Listed entries:
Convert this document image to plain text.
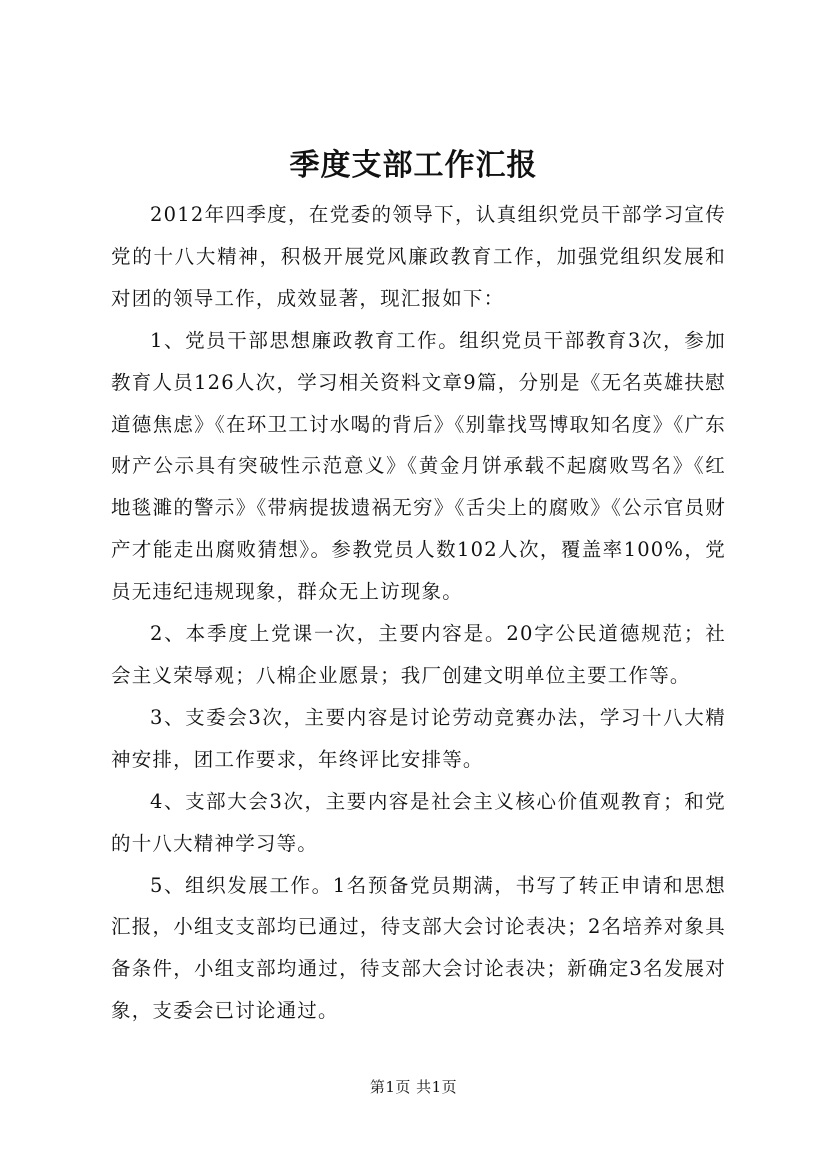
季度支部工作汇报

2012年四季度，在党委的领导下，认真组织党员干部学习宣传党的十八大精神，积极开展党风廉政教育工作，加强党组织发展和对团的领导工作，成效显著，现汇报如下：

1、党员干部思想廉政教育工作。组织党员干部教育3次，参加教育人员126人次，学习相关资料文章9篇，分别是《无名英雄扶慰道德焦虑》《在环卫工讨水喝的背后》《别靠找骂博取知名度》《广东财产公示具有突破性示范意义》《黄金月饼承载不起腐败骂名》《红地毯濉的警示》《带病提拔遗祸无穷》《舌尖上的腐败》《公示官员财产才能走出腐败猜想》。参教党员人数102人次，覆盖率100%，党员无违纪违规现象，群众无上访现象。

2、本季度上党课一次，主要内容是。20字公民道德规范；社会主义荣辱观；八棉企业愿景；我厂创建文明单位主要工作等。

3、支委会3次，主要内容是讨论劳动竞赛办法，学习十八大精神安排，团工作要求，年终评比安排等。

4、支部大会3次，主要内容是社会主义核心价值观教育；和党的十八大精神学习等。

5、组织发展工作。1名预备党员期满，书写了转正申请和思想汇报，小组支支部均已通过，待支部大会讨论表决；2名培养对象具备条件，小组支部均通过，待支部大会讨论表决；新确定3名发展对象，支委会已讨论通过。

第1页 共1页
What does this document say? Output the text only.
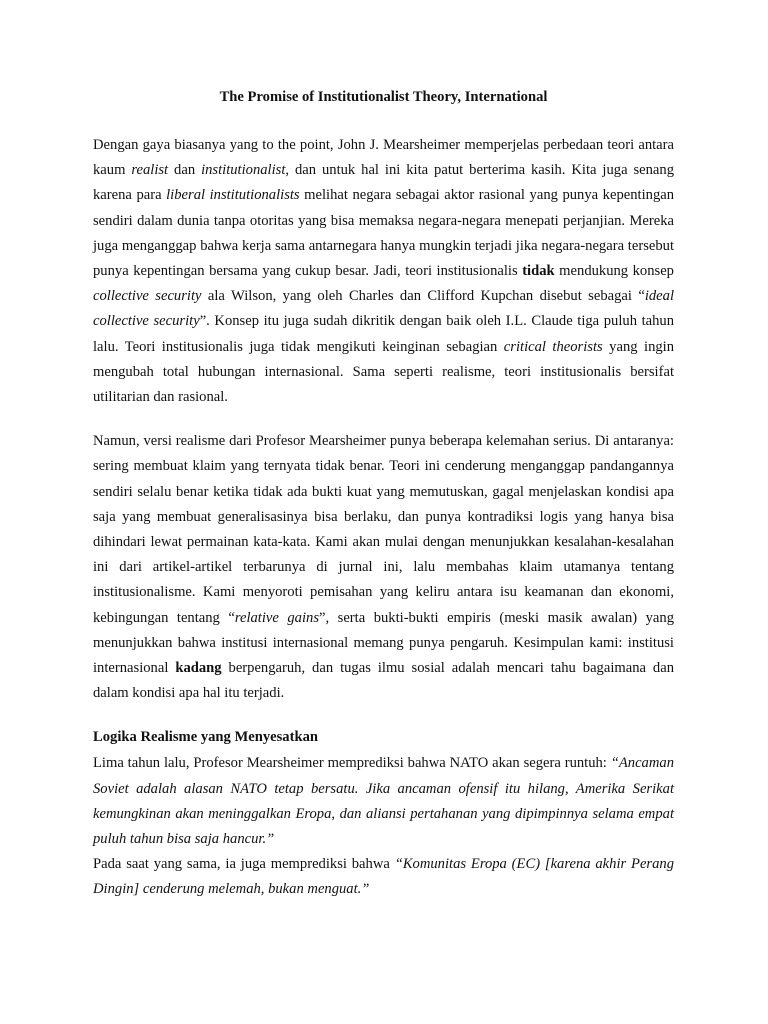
The Promise of Institutionalist Theory, International

Dengan gaya biasanya yang to the point, John J. Mearsheimer memperjelas perbedaan teori antara kaum realist dan institutionalist, dan untuk hal ini kita patut berterima kasih. Kita juga senang karena para liberal institutionalists melihat negara sebagai aktor rasional yang punya kepentingan sendiri dalam dunia tanpa otoritas yang bisa memaksa negara-negara menepati perjanjian. Mereka juga menganggap bahwa kerja sama antarnegara hanya mungkin terjadi jika negara-negara tersebut punya kepentingan bersama yang cukup besar. Jadi, teori institusionalis tidak mendukung konsep collective security ala Wilson, yang oleh Charles dan Clifford Kupchan disebut sebagai “ideal collective security”. Konsep itu juga sudah dikritik dengan baik oleh I.L. Claude tiga puluh tahun lalu. Teori institusionalis juga tidak mengikuti keinginan sebagian critical theorists yang ingin mengubah total hubungan internasional. Sama seperti realisme, teori institusionalis bersifat utilitarian dan rasional.

Namun, versi realisme dari Profesor Mearsheimer punya beberapa kelemahan serius. Di antaranya: sering membuat klaim yang ternyata tidak benar. Teori ini cenderung menganggap pandangannya sendiri selalu benar ketika tidak ada bukti kuat yang memutuskan, gagal menjelaskan kondisi apa saja yang membuat generalisasinya bisa berlaku, dan punya kontradiksi logis yang hanya bisa dihindari lewat permainan kata-kata. Kami akan mulai dengan menunjukkan kesalahan-kesalahan ini dari artikel-artikel terbarunya di jurnal ini, lalu membahas klaim utamanya tentang institusionalisme. Kami menyoroti pemisahan yang keliru antara isu keamanan dan ekonomi, kebingungan tentang “relative gains”, serta bukti-bukti empiris (meski masik awalan) yang menunjukkan bahwa institusi internasional memang punya pengaruh. Kesimpulan kami: institusi internasional kadang berpengaruh, dan tugas ilmu sosial adalah mencari tahu bagaimana dan dalam kondisi apa hal itu terjadi.

Logika Realisme yang Menyesatkan

Lima tahun lalu, Profesor Mearsheimer memprediksi bahwa NATO akan segera runtuh: “Ancaman Soviet adalah alasan NATO tetap bersatu. Jika ancaman ofensif itu hilang, Amerika Serikat kemungkinan akan meninggalkan Eropa, dan aliansi pertahanan yang dipimpinnya selama empat puluh tahun bisa saja hancur.”

Pada saat yang sama, ia juga memprediksi bahwa “Komunitas Eropa (EC) [karena akhir Perang Dingin] cenderung melemah, bukan menguat.”
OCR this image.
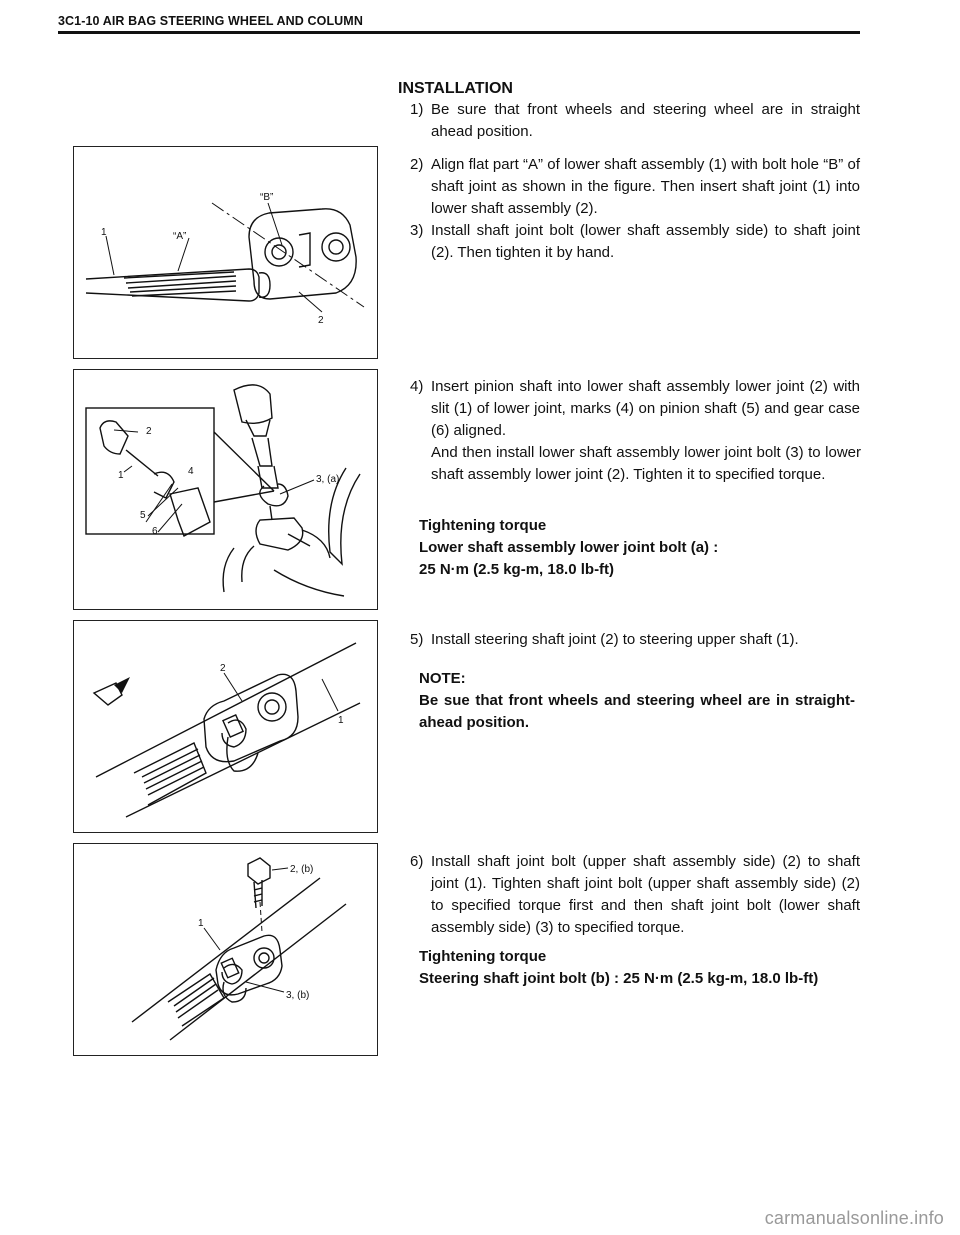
3C1-10 AIR BAG STEERING WHEEL AND COLUMN
INSTALLATION
“B”
1	“A”
2
2
1	4
5
6
3, (a)
2
1
2, (b)
1
3, (b)
1) Be sure that front wheels and steering wheel are in straight ahead position.
2) Align flat part “A” of lower shaft assembly (1) with bolt hole “B” of shaft joint as shown in the figure. Then insert shaft joint (1) into lower shaft assembly (2).
3) Install shaft joint bolt (lower shaft assembly side) to shaft joint (2). Then tighten it by hand.
4) Insert pinion shaft into lower shaft assembly lower joint (2) with slit (1) of lower joint, marks (4) on pinion shaft (5) and gear case (6) aligned.
And then install lower shaft assembly lower joint bolt (3) to lower shaft assembly lower joint (2). Tighten it to specified torque.
Tightening torque
Lower shaft assembly lower joint bolt (a) :
25 N·m (2.5 kg-m, 18.0 lb-ft)
5) Install steering shaft joint (2) to steering upper shaft (1).
NOTE:
Be sue that front wheels and steering wheel are in straight-ahead position.
6) Install shaft joint bolt (upper shaft assembly side) (2) to shaft joint (1). Tighten shaft joint bolt (upper shaft assembly side) (2) to specified torque first and then shaft joint bolt (lower shaft assembly side) (3) to specified torque.
Tightening torque
Steering shaft joint bolt (b) : 25 N·m (2.5 kg-m, 18.0 lb-ft)
carmanualsonline.info
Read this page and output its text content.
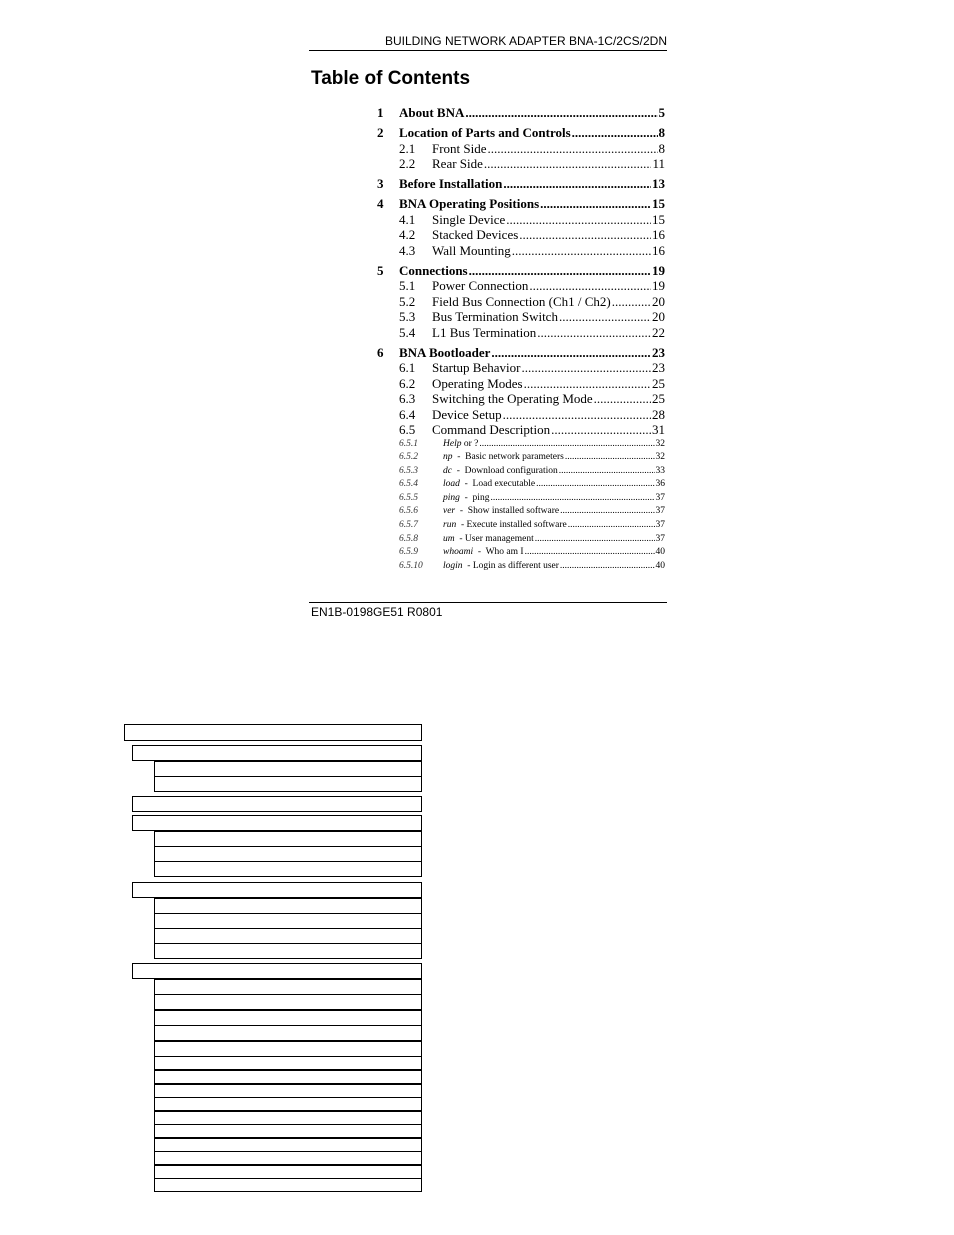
BUILDING NETWORK ADAPTER BNA-1C/2CS/2DN
Table of Contents
1	About BNA .....	5
2	Location of Parts and Controls .....	8
2.1	Front Side .....	8
2.2	Rear Side .....	11
3	Before Installation .....	13
4	BNA Operating Positions .....	15
4.1	Single Device .....	15
4.2	Stacked Devices .....	16
4.3	Wall Mounting .....	16
5	Connections .....	19
5.1	Power Connection .....	19
5.2	Field Bus Connection (Ch1 / Ch2) .....	20
5.3	Bus Termination Switch .....	20
5.4	L1 Bus Termination .....	22
6	BNA Bootloader .....	23
6.1	Startup Behavior .....	23
6.2	Operating Modes .....	25
6.3	Switching the Operating Mode .....	25
6.4	Device Setup .....	28
6.5	Command Description .....	31
6.5.1	Help or ? .....	32
6.5.2	np  -  Basic network parameters .....	32
6.5.3	dc  -  Download configuration .....	33
6.5.4	load  -  Load executable .....	36
6.5.5	ping  -  ping .....	37
6.5.6	ver  -  Show installed software .....	37
6.5.7	run  - Execute installed software .....	37
6.5.8	um  - User management .....	37
6.5.9	whoami  -  Who am I .....	40
6.5.10	login  - Login as different user .....	40
EN1B-0198GE51 R0801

Brief: Search the records for the word "akan" and copy every line where it occurs.

Result of this exercise:
Namun, versi realisme dari Profesor Mearsheimer punya beberapa kelemahan serius. Di antaranya: sering membuat klaim yang ternyata tidak benar. Teori ini cenderung menganggap pandangannya sendiri selalu benar ketika tidak ada bukti kuat yang memutuskan, gagal menjelaskan kondisi apa saja yang membuat generalisasinya bisa berlaku, dan punya kontradiksi logis yang hanya bisa dihindari lewat permainan kata-kata. Kami akan mulai dengan menunjukkan kesalahan-kesalahan ini dari artikel-artikel terbarunya di jurnal ini, lalu membahas klaim utamanya tentang institusionalisme. Kami menyoroti pemisahan yang keliru antara isu keamanan dan ekonomi, kebingungan tentang “relative gains”, serta bukti-bukti empiris (meski masik awalan) yang menunjukkan bahwa institusi internasional memang punya pengaruh. Kesimpulan kami: institusi internasional kadang berpengaruh, dan tugas ilmu sosial adalah mencari tahu bagaimana dan dalam kondisi apa hal itu terjadi.
Lima tahun lalu, Profesor Mearsheimer memprediksi bahwa NATO akan segera runtuh: “Ancaman Soviet adalah alasan NATO tetap bersatu. Jika ancaman ofensif itu hilang, Amerika Serikat kemungkinan akan meninggalkan Eropa, dan aliansi pertahanan yang dipimpinnya selama empat puluh tahun bisa saja hancur.”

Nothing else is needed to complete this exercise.